__Short problem__
Go through the entries below and copy each line containing the word "Heliocentric".

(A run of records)
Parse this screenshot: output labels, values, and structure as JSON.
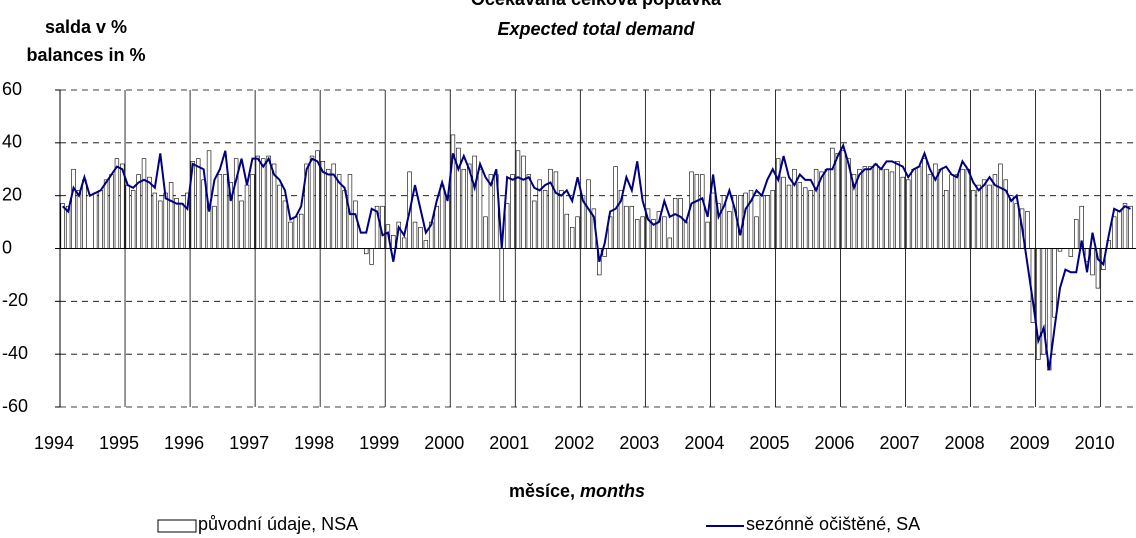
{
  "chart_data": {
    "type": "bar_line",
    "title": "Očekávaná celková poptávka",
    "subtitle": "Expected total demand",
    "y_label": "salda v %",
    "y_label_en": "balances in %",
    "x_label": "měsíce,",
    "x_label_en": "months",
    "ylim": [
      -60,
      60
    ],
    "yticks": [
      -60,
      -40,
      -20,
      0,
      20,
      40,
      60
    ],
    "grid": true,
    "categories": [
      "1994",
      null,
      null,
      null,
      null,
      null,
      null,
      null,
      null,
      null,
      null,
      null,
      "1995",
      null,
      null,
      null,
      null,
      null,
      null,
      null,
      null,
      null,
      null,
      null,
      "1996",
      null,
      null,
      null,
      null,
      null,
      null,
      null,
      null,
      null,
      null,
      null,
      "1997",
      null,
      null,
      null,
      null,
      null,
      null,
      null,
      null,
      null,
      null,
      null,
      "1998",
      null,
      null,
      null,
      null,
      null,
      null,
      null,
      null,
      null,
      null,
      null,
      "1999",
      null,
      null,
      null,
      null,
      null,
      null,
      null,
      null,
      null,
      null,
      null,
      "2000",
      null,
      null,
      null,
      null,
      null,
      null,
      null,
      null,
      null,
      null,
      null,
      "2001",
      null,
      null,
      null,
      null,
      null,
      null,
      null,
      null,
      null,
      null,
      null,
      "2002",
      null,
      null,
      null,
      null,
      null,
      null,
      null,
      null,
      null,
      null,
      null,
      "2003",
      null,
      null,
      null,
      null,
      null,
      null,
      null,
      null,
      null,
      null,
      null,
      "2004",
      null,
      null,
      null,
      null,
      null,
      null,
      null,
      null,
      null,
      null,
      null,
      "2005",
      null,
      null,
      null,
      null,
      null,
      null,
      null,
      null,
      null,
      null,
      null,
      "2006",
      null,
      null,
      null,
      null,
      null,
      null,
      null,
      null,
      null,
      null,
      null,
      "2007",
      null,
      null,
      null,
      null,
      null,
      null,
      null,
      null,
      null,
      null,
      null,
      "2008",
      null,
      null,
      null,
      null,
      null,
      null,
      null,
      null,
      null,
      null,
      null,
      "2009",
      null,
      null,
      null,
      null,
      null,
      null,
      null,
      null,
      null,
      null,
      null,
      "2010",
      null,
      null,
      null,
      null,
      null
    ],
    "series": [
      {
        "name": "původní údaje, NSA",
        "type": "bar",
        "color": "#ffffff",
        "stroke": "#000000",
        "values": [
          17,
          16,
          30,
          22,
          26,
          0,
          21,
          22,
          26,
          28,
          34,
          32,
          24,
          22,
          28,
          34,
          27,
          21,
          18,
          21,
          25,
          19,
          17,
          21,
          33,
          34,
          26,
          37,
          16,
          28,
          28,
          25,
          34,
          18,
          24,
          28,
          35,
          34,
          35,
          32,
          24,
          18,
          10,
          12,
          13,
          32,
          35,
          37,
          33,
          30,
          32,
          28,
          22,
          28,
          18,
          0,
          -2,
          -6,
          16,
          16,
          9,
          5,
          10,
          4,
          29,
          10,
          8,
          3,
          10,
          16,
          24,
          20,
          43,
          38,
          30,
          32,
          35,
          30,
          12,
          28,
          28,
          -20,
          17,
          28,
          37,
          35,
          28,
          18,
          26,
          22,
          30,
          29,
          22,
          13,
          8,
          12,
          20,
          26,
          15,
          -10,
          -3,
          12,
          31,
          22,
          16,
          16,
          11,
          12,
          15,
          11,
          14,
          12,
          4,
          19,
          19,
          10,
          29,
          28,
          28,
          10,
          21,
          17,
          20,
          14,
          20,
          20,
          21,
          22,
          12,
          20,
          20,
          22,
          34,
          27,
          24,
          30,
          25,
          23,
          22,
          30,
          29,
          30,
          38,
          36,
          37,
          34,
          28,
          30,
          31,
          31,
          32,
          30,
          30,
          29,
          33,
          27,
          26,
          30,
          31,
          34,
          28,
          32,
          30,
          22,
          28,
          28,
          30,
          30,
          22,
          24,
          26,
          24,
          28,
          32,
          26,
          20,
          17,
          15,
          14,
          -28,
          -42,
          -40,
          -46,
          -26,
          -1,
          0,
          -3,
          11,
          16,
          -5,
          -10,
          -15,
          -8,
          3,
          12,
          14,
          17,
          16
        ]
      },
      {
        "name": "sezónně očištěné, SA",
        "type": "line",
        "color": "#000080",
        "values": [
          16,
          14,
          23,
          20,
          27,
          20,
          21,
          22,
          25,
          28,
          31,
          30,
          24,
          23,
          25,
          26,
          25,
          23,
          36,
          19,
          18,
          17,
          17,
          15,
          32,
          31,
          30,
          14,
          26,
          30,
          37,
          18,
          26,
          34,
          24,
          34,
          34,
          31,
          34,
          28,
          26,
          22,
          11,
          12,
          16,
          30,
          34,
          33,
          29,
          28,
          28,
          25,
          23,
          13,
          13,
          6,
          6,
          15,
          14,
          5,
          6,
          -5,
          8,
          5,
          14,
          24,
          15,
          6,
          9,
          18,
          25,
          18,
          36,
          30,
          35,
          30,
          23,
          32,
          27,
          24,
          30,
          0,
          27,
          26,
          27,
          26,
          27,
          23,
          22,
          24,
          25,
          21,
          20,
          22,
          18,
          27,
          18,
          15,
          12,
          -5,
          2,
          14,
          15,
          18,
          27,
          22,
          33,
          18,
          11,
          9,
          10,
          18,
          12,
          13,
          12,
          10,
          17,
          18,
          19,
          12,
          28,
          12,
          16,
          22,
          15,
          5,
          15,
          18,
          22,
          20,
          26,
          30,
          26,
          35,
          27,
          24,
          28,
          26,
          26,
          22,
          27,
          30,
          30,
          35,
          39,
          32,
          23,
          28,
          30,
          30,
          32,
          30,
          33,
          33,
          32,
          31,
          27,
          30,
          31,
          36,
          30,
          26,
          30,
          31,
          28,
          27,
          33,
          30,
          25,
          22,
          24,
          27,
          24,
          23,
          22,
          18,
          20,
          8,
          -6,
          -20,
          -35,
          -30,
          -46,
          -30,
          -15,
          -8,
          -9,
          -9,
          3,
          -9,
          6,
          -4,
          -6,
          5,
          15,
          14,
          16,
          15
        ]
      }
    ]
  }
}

--

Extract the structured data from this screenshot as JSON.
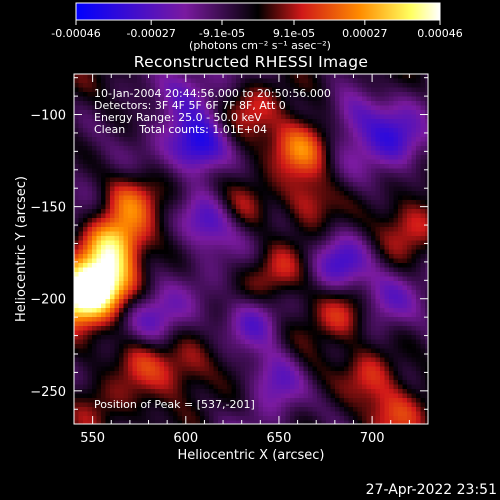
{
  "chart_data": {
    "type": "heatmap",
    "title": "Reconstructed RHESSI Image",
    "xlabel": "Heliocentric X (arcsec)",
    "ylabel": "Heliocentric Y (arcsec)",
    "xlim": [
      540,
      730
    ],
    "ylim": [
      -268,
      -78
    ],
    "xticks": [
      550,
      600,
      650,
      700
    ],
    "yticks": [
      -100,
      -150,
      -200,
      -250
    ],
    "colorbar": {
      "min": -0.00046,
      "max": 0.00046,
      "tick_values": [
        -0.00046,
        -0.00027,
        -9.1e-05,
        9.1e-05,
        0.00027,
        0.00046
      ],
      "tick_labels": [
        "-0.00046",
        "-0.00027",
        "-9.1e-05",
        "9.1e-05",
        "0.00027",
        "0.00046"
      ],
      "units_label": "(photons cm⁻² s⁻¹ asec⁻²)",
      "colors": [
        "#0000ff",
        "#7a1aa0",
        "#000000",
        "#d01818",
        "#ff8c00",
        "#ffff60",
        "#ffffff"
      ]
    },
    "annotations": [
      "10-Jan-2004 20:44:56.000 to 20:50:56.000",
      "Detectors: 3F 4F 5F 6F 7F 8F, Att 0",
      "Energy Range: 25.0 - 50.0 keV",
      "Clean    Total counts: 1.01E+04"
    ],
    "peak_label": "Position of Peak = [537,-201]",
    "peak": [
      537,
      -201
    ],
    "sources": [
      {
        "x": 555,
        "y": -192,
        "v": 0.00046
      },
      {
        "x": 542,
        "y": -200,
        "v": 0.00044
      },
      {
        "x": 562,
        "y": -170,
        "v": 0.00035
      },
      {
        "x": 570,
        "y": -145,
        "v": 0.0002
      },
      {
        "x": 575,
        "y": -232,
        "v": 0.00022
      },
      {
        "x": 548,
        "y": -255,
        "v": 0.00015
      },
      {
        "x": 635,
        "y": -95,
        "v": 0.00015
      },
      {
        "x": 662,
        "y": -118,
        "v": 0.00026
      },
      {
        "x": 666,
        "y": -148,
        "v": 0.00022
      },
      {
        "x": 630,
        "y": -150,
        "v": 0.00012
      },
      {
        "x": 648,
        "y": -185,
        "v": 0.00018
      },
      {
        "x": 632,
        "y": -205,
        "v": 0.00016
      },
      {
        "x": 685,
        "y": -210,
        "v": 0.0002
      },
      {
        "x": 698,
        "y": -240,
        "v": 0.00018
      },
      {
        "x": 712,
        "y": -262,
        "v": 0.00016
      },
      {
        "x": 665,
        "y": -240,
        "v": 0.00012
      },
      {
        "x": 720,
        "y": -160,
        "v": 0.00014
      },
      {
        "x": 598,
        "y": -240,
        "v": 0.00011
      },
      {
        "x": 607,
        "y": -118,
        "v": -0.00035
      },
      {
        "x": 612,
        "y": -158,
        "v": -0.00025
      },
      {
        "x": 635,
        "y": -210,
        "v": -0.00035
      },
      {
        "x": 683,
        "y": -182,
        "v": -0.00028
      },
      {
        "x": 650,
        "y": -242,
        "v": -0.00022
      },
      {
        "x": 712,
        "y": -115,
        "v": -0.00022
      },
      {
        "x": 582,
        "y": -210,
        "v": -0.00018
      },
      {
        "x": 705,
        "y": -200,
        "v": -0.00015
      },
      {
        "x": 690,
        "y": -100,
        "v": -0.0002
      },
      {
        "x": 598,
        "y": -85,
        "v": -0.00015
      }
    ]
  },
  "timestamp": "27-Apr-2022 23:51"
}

__Response__
    "xlabel": "Heliocentric X (arcsec)",
    "ylabel": "Heliocentric Y (arcsec)",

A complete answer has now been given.